Description of the task
Write out every record in full, exactly as written, please.

Supplied data
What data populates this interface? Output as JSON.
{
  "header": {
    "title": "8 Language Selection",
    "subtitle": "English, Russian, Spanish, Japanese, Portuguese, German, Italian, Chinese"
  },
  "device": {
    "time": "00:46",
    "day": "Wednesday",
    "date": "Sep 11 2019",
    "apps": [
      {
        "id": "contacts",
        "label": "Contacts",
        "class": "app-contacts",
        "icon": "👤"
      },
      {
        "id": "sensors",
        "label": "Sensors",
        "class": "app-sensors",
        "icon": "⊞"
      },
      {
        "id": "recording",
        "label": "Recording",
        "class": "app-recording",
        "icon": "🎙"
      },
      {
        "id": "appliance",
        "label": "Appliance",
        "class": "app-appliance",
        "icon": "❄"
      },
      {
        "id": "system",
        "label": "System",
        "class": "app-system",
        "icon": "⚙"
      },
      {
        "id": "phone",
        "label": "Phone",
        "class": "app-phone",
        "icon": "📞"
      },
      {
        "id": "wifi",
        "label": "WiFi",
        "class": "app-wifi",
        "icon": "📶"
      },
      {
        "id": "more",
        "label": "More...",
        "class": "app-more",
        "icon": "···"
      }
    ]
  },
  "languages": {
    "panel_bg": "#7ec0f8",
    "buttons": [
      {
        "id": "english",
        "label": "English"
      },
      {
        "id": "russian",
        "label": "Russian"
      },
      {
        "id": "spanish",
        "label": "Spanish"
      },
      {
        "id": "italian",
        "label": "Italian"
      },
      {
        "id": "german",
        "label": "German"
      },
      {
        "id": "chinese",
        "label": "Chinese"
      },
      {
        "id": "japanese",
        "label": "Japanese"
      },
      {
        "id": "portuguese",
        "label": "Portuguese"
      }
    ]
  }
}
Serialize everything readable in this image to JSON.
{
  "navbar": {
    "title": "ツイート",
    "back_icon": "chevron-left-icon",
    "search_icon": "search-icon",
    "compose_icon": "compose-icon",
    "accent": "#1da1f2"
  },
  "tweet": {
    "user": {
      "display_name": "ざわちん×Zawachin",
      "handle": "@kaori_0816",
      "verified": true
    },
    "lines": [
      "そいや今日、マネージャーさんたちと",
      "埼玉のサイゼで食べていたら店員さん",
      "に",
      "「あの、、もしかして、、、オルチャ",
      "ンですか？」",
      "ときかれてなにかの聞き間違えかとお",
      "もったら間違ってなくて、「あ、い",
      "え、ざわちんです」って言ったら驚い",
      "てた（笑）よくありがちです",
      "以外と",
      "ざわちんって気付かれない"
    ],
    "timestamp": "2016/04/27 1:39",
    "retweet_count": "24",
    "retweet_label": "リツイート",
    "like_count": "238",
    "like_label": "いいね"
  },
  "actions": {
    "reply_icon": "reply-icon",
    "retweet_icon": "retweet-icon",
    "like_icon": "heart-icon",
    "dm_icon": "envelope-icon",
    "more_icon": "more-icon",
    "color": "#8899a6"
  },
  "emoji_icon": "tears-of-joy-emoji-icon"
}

Exercise output
What data populates this interface? Output as JSON.
{
  "header": {
    "title": "8 Language Selection",
    "subtitle": "English, Russian, Spanish, Japanese, Portuguese, German, Italian, Chinese"
  },
  "device": {
    "time": "00:46",
    "day": "Wednesday",
    "date": "Sep 11 2019",
    "apps": [
      {
        "id": "contacts",
        "label": "Contacts",
        "class": "app-contacts",
        "icon": "👤"
      },
      {
        "id": "sensors",
        "label": "Sensors",
        "class": "app-sensors",
        "icon": "⊞"
      },
      {
        "id": "recording",
        "label": "Recording",
        "class": "app-recording",
        "icon": "🎙"
      },
      {
        "id": "appliance",
        "label": "Appliance",
        "class": "app-appliance",
        "icon": "❄"
      },
      {
        "id": "system",
        "label": "System",
        "class": "app-system",
        "icon": "⚙"
      },
      {
        "id": "phone",
        "label": "Phone",
        "class": "app-phone",
        "icon": "📞"
      },
      {
        "id": "wifi",
        "label": "WiFi",
        "class": "app-wifi",
        "icon": "📶"
      },
      {
        "id": "more",
        "label": "More...",
        "class": "app-more",
        "icon": "···"
      }
    ]
  },
  "languages": {
    "panel_bg": "#7ec0f8",
    "buttons": [
      {
        "id": "english",
        "label": "English"
      },
      {
        "id": "russian",
        "label": "Russian"
      },
      {
        "id": "spanish",
        "label": "Spanish"
      },
      {
        "id": "italian",
        "label": "Italian"
      },
      {
        "id": "german",
        "label": "German"
      },
      {
        "id": "chinese",
        "label": "Chinese"
      },
      {
        "id": "japanese",
        "label": "Japanese"
      },
      {
        "id": "portuguese",
        "label": "Portuguese"
      }
    ]
  }
}
Serialize everything readable in this image to JSON.
{
  "navbar": {
    "title": "ツイート",
    "back_icon": "chevron-left-icon",
    "search_icon": "search-icon",
    "compose_icon": "compose-icon",
    "accent": "#1da1f2"
  },
  "tweet": {
    "user": {
      "display_name": "ざわちん×Zawachin",
      "handle": "@kaori_0816",
      "verified": true
    },
    "lines": [
      "そいや今日、マネージャーさんたちと",
      "埼玉のサイゼで食べていたら店員さん",
      "に",
      "「あの、、もしかして、、、オルチャ",
      "ンですか？」",
      "ときかれてなにかの聞き間違えかとお",
      "もったら間違ってなくて、「あ、い",
      "え、ざわちんです」って言ったら驚い",
      "てた（笑）よくありがちです",
      "以外と",
      "ざわちんって気付かれない"
    ],
    "timestamp": "2016/04/27 1:39",
    "retweet_count": "24",
    "retweet_label": "リツイート",
    "like_count": "238",
    "like_label": "いいね"
  },
  "actions": {
    "reply_icon": "reply-icon",
    "retweet_icon": "retweet-icon",
    "like_icon": "heart-icon",
    "dm_icon": "envelope-icon",
    "more_icon": "more-icon",
    "color": "#8899a6"
  },
  "emoji_icon": "tears-of-joy-emoji-icon"
}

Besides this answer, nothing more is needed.